Stated exercise: Restate each entry word for word, leaving nothing out.

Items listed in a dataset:
──────────────────────────────

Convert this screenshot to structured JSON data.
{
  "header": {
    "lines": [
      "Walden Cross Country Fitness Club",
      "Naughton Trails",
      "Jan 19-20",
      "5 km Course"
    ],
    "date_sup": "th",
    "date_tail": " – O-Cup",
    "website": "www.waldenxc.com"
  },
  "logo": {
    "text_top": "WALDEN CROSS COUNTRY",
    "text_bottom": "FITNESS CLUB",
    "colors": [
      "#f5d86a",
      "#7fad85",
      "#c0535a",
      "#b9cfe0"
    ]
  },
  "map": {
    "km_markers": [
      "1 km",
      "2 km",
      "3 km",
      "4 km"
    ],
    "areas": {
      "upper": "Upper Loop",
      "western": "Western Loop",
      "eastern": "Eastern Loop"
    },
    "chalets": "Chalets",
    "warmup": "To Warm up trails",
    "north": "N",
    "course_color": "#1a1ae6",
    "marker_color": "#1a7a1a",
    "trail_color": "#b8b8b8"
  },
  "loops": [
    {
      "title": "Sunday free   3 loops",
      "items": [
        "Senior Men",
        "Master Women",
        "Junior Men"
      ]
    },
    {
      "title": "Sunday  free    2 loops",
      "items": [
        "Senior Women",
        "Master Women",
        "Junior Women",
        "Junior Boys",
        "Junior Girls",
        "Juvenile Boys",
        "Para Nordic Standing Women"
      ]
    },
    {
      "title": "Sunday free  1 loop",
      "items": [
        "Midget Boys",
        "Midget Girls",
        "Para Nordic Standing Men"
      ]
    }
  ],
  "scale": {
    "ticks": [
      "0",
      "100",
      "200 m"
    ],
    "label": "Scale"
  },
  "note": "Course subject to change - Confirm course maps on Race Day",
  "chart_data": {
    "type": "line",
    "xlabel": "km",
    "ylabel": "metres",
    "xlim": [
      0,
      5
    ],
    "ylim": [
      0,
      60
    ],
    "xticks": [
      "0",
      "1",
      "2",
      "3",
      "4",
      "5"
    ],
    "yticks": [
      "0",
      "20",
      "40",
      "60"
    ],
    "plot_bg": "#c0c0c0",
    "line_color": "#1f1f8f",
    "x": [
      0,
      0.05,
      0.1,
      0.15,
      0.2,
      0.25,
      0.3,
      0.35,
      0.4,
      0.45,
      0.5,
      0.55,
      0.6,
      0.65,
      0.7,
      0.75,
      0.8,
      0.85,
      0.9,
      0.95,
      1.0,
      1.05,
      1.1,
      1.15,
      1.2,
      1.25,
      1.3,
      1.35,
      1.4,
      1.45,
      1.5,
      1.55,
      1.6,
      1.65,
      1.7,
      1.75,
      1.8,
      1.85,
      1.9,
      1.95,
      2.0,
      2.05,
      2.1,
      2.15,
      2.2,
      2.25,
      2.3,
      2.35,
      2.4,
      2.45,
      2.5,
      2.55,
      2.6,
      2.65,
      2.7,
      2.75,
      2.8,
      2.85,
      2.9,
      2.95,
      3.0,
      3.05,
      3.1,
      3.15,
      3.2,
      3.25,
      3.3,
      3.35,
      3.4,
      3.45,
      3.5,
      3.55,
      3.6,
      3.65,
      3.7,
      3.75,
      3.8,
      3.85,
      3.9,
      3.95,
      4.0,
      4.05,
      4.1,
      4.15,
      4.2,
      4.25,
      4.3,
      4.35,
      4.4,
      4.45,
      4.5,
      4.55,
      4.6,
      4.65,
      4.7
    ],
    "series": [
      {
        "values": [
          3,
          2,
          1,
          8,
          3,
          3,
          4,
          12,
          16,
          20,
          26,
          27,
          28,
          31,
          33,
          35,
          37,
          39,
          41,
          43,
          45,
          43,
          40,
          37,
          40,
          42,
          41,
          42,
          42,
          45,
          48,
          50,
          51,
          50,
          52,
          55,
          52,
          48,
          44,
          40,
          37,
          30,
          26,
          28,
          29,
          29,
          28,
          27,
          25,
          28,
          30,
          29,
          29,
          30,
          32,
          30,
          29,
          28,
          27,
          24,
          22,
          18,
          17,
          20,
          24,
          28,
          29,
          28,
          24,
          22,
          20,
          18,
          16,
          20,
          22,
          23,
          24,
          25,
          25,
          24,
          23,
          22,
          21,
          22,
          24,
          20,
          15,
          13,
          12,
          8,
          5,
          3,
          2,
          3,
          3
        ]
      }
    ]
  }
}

──────────────────────────────

Response to this exercise:
Convert this screenshot to structured JSON data.
{
  "header": {
    "lines": [
      "Walden Cross Country Fitness Club",
      "Naughton Trails",
      "Jan 19-20",
      "5 km Course"
    ],
    "date_sup": "th",
    "date_tail": " – O-Cup",
    "website": "www.waldenxc.com"
  },
  "logo": {
    "text_top": "WALDEN CROSS COUNTRY",
    "text_bottom": "FITNESS CLUB",
    "colors": [
      "#f5d86a",
      "#7fad85",
      "#c0535a",
      "#b9cfe0"
    ]
  },
  "map": {
    "km_markers": [
      "1 km",
      "2 km",
      "3 km",
      "4 km"
    ],
    "areas": {
      "upper": "Upper Loop",
      "western": "Western Loop",
      "eastern": "Eastern Loop"
    },
    "chalets": "Chalets",
    "warmup": "To Warm up trails",
    "north": "N",
    "course_color": "#1a1ae6",
    "marker_color": "#1a7a1a",
    "trail_color": "#b8b8b8"
  },
  "loops": [
    {
      "title": "Sunday free   3 loops",
      "items": [
        "Senior Men",
        "Master Women",
        "Junior Men"
      ]
    },
    {
      "title": "Sunday  free    2 loops",
      "items": [
        "Senior Women",
        "Master Women",
        "Junior Women",
        "Junior Boys",
        "Junior Girls",
        "Juvenile Boys",
        "Para Nordic Standing Women"
      ]
    },
    {
      "title": "Sunday free  1 loop",
      "items": [
        "Midget Boys",
        "Midget Girls",
        "Para Nordic Standing Men"
      ]
    }
  ],
  "scale": {
    "ticks": [
      "0",
      "100",
      "200 m"
    ],
    "label": "Scale"
  },
  "note": "Course subject to change - Confirm course maps on Race Day",
  "chart_data": {
    "type": "line",
    "xlabel": "km",
    "ylabel": "metres",
    "xlim": [
      0,
      5
    ],
    "ylim": [
      0,
      60
    ],
    "xticks": [
      "0",
      "1",
      "2",
      "3",
      "4",
      "5"
    ],
    "yticks": [
      "0",
      "20",
      "40",
      "60"
    ],
    "plot_bg": "#c0c0c0",
    "line_color": "#1f1f8f",
    "x": [
      0,
      0.05,
      0.1,
      0.15,
      0.2,
      0.25,
      0.3,
      0.35,
      0.4,
      0.45,
      0.5,
      0.55,
      0.6,
      0.65,
      0.7,
      0.75,
      0.8,
      0.85,
      0.9,
      0.95,
      1.0,
      1.05,
      1.1,
      1.15,
      1.2,
      1.25,
      1.3,
      1.35,
      1.4,
      1.45,
      1.5,
      1.55,
      1.6,
      1.65,
      1.7,
      1.75,
      1.8,
      1.85,
      1.9,
      1.95,
      2.0,
      2.05,
      2.1,
      2.15,
      2.2,
      2.25,
      2.3,
      2.35,
      2.4,
      2.45,
      2.5,
      2.55,
      2.6,
      2.65,
      2.7,
      2.75,
      2.8,
      2.85,
      2.9,
      2.95,
      3.0,
      3.05,
      3.1,
      3.15,
      3.2,
      3.25,
      3.3,
      3.35,
      3.4,
      3.45,
      3.5,
      3.55,
      3.6,
      3.65,
      3.7,
      3.75,
      3.8,
      3.85,
      3.9,
      3.95,
      4.0,
      4.05,
      4.1,
      4.15,
      4.2,
      4.25,
      4.3,
      4.35,
      4.4,
      4.45,
      4.5,
      4.55,
      4.6,
      4.65,
      4.7
    ],
    "series": [
      {
        "values": [
          3,
          2,
          1,
          8,
          3,
          3,
          4,
          12,
          16,
          20,
          26,
          27,
          28,
          31,
          33,
          35,
          37,
          39,
          41,
          43,
          45,
          43,
          40,
          37,
          40,
          42,
          41,
          42,
          42,
          45,
          48,
          50,
          51,
          50,
          52,
          55,
          52,
          48,
          44,
          40,
          37,
          30,
          26,
          28,
          29,
          29,
          28,
          27,
          25,
          28,
          30,
          29,
          29,
          30,
          32,
          30,
          29,
          28,
          27,
          24,
          22,
          18,
          17,
          20,
          24,
          28,
          29,
          28,
          24,
          22,
          20,
          18,
          16,
          20,
          22,
          23,
          24,
          25,
          25,
          24,
          23,
          22,
          21,
          22,
          24,
          20,
          15,
          13,
          12,
          8,
          5,
          3,
          2,
          3,
          3
        ]
      }
    ]
  }
}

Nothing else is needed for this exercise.